— ELENCO ATTIVITÀ —
1. Secondo l'estratto del documento, chi può chiedere che i figli siano dispensati dai corsi di istruzione religiosa nelle scuole pubbliche?
2. Indica se ciascuna affermazione concorda con l'estratto del documento, rispondendo sì o no e citando testualmente le parole decisive: (a) la discussione in materia religiosa è soggetta a limiti; (b) la differenza di culto non esclude dall'ammissibilità alle cariche militari; (c) chi vuole sposarsi davanti a un ministro di culto deve dichiararlo al parroco.
3. Modifica l'estratto del documento da "Il matrimonio celebrato" a "celebrare il matrimonio." e riscrivilo sostituendo "ministri di culto" con "ministri religiosi".

— ESTRATTO DEL DOCUMENTO —
····················
La differenza di culto non forma eccezione al godimento dei diritti civili e politici ed alla ammissibilità alle cariche civili e militari.

Articolo 5

La discussione in materia religiosa è pienamente libera.

Articolo 6

I genitori o chi ne fa le veci possono chiedere la dispensa per i propri figli dal frequentare i corsi di istruzione religiosa nelle scuole pubbliche.

Articolo 7

Il matrimonio celebrato davanti ad alcuno dei ministri di culto indicati nel precedente art. 3 produce dal giorno della celebrazione gli stessi effetti del matrimonio celebrato davanti l’ufficiale dello stato civile, quando siano osservate le disposizioni degli articoli seguenti.

Articolo 8

Chi intende celebrare il matrimonio davanti alcuno dei ministri di culto, indicati nel precedente art. 3, deve dichiararlo all’ufficiale di stato civile, che sarebbe competente a celebrare il matrimonio.
····················
— DATI ELENCATI —

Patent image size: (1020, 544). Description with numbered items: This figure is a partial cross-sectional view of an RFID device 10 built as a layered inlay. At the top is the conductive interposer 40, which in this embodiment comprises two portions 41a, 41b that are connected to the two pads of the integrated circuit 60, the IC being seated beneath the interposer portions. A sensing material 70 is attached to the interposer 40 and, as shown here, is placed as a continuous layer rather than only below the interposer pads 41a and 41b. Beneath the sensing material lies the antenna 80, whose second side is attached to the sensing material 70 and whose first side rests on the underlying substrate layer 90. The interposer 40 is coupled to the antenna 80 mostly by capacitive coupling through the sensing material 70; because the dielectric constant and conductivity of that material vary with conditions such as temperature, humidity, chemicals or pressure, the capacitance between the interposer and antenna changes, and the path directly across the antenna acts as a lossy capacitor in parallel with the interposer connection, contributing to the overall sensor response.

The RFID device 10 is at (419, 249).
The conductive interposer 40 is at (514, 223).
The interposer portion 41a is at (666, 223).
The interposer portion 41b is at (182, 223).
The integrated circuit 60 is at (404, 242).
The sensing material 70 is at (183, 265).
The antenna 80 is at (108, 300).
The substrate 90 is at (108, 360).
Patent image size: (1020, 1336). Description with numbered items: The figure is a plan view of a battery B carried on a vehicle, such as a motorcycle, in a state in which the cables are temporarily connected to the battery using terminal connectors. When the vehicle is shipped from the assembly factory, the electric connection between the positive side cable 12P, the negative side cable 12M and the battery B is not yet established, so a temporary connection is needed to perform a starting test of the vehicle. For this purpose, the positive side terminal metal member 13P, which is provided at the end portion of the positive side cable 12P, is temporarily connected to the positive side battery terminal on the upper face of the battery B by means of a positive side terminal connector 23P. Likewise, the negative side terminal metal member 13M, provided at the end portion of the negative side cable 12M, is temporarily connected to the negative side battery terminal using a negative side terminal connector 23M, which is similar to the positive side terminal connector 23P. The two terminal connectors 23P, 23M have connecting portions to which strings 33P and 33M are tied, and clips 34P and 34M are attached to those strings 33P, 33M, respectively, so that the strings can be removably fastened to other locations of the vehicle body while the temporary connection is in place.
····················
— ESITI PER ATTIVITÀ —
1. I genitori o chi ne fa le veci.

2.
(a) No: "La discussione in materia religiosa è pienamente libera."
(b) Sì: "La differenza di culto non forma eccezione al godimento dei diritti civili e politici ed alla ammissibilità alle cariche civili e militari."
(c) No: "deve dichiararlo all’ufficiale di stato civile"

3.
Il matrimonio celebrato davanti ad alcuno dei ministri religiosi indicati nel precedente art. 3 produce dal giorno della celebrazione gli stessi effetti del matrimonio celebrato davanti l’ufficiale dello stato civile, quando siano osservate le disposizioni degli articoli seguenti.

Articolo 8

Chi intende celebrare il matrimonio davanti alcuno dei ministri religiosi, indicati nel precedente art. 3, deve dichiararlo all’ufficiale di stato civile, che sarebbe competente a celebrare il matrimonio.